Stored records
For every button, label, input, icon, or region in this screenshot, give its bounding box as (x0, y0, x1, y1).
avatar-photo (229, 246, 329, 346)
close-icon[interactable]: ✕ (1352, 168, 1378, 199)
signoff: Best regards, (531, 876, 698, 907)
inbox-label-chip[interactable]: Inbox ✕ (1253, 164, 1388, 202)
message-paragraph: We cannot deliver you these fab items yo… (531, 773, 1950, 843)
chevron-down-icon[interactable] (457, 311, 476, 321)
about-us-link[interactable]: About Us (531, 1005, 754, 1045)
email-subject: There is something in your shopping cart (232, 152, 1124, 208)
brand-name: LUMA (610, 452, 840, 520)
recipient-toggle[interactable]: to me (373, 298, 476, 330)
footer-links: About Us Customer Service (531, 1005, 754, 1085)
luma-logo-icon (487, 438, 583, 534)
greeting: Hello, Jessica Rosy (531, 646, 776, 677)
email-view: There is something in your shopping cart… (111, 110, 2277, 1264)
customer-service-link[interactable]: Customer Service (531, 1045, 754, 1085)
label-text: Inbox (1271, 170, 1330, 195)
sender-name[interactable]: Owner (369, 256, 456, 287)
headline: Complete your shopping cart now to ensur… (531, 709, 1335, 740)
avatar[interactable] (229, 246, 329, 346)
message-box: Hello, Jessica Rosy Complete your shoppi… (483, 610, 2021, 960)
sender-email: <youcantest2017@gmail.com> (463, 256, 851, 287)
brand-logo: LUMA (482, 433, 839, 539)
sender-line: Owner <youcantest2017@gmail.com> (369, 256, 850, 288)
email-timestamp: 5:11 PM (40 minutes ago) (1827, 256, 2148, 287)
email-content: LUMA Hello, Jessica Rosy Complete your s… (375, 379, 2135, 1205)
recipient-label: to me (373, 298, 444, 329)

Written task – Repeat every line of the stored entries above word for word.

Full output –
For every button, label, input, icon, or region in this screenshot, give its bounding box as (x0, y0, x1, y1).
avatar-photo (229, 246, 329, 346)
close-icon[interactable]: ✕ (1352, 168, 1378, 199)
signoff: Best regards, (531, 876, 698, 907)
inbox-label-chip[interactable]: Inbox ✕ (1253, 164, 1388, 202)
message-paragraph: We cannot deliver you these fab items yo… (531, 773, 1950, 843)
chevron-down-icon[interactable] (457, 311, 476, 321)
about-us-link[interactable]: About Us (531, 1005, 754, 1045)
email-subject: There is something in your shopping cart (232, 152, 1124, 208)
brand-name: LUMA (610, 452, 840, 520)
recipient-toggle[interactable]: to me (373, 298, 476, 330)
footer-links: About Us Customer Service (531, 1005, 754, 1085)
luma-logo-icon (487, 438, 583, 534)
greeting: Hello, Jessica Rosy (531, 646, 776, 677)
email-view: There is something in your shopping cart… (111, 110, 2277, 1264)
customer-service-link[interactable]: Customer Service (531, 1045, 754, 1085)
label-text: Inbox (1271, 170, 1330, 195)
sender-name[interactable]: Owner (369, 256, 456, 287)
headline: Complete your shopping cart now to ensur… (531, 709, 1335, 740)
avatar[interactable] (229, 246, 329, 346)
message-box: Hello, Jessica Rosy Complete your shoppi… (483, 610, 2021, 960)
sender-email: <youcantest2017@gmail.com> (463, 256, 851, 287)
brand-logo: LUMA (482, 433, 839, 539)
sender-line: Owner <youcantest2017@gmail.com> (369, 256, 850, 288)
email-timestamp: 5:11 PM (40 minutes ago) (1827, 256, 2148, 287)
email-content: LUMA Hello, Jessica Rosy Complete your s… (375, 379, 2135, 1205)
recipient-label: to me (373, 298, 444, 329)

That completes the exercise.